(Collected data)
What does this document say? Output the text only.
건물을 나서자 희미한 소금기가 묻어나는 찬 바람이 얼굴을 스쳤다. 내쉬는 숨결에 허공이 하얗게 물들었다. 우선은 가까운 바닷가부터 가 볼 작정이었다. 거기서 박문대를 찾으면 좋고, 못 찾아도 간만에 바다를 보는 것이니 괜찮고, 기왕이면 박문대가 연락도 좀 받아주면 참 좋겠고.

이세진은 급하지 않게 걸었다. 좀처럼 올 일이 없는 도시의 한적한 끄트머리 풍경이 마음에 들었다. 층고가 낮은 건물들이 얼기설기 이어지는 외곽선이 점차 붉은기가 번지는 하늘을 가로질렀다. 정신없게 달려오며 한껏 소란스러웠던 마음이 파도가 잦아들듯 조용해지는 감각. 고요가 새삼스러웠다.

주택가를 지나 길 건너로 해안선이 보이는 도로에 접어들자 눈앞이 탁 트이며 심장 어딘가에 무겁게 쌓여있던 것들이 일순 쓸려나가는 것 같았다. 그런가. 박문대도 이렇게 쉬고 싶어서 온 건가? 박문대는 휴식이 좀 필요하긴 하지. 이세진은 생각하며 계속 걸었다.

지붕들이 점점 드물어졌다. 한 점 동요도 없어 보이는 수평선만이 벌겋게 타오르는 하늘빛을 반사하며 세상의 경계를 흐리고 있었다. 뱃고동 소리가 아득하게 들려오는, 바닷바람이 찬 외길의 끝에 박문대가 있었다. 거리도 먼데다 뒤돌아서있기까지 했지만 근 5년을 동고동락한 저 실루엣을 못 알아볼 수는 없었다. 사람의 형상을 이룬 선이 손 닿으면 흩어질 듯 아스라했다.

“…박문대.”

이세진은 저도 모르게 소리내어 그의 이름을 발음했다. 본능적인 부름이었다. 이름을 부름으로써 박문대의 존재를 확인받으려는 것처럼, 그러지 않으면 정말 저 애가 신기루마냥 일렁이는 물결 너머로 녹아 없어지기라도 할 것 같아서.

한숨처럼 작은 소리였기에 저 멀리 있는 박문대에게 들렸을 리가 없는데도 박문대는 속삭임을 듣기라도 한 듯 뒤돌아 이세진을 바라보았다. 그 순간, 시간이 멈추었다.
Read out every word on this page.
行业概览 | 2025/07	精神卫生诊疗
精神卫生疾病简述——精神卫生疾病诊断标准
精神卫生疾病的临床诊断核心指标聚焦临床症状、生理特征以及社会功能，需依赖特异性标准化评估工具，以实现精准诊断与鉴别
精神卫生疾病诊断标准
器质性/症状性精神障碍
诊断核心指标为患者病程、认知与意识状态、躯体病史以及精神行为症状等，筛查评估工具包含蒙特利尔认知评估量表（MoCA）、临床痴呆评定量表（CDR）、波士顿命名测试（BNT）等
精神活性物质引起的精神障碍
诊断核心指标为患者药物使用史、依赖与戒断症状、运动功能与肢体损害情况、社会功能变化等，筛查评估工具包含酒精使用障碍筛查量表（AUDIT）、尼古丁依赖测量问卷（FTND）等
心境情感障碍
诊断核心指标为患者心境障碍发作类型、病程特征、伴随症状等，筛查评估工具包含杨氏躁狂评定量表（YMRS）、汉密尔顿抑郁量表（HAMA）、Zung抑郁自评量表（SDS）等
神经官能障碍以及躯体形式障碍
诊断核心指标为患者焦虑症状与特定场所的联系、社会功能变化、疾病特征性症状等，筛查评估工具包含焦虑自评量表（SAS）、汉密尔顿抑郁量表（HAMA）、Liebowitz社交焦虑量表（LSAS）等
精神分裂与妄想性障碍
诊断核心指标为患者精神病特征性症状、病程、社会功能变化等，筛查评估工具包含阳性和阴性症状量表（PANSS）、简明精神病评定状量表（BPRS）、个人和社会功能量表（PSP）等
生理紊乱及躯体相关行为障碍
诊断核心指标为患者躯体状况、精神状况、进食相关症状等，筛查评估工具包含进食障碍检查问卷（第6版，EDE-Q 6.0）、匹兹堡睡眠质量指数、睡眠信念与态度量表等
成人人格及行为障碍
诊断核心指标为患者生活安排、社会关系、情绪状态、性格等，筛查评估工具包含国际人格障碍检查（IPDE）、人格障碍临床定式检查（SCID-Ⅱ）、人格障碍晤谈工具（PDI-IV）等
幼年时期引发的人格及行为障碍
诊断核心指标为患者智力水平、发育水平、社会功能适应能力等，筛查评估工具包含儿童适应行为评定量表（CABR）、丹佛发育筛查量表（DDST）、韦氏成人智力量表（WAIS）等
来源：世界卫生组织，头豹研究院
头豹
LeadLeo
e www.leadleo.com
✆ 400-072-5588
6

▸ **Directions for this task**
Filter the records for lines holding the string "박문대는". Copy each one.

▸ **Written response**
주택가를 지나 길 건너로 해안선이 보이는 도로에 접어들자 눈앞이 탁 트이며 심장 어딘가에 무겁게 쌓여있던 것들이 일순 쓸려나가는 것 같았다. 그런가. 박문대도 이렇게 쉬고 싶어서 온 건가? 박문대는 휴식이 좀 필요하긴 하지. 이세진은 생각하며 계속 걸었다.
한숨처럼 작은 소리였기에 저 멀리 있는 박문대에게 들렸을 리가 없는데도 박문대는 속삭임을 듣기라도 한 듯 뒤돌아 이세진을 바라보았다. 그 순간, 시간이 멈추었다.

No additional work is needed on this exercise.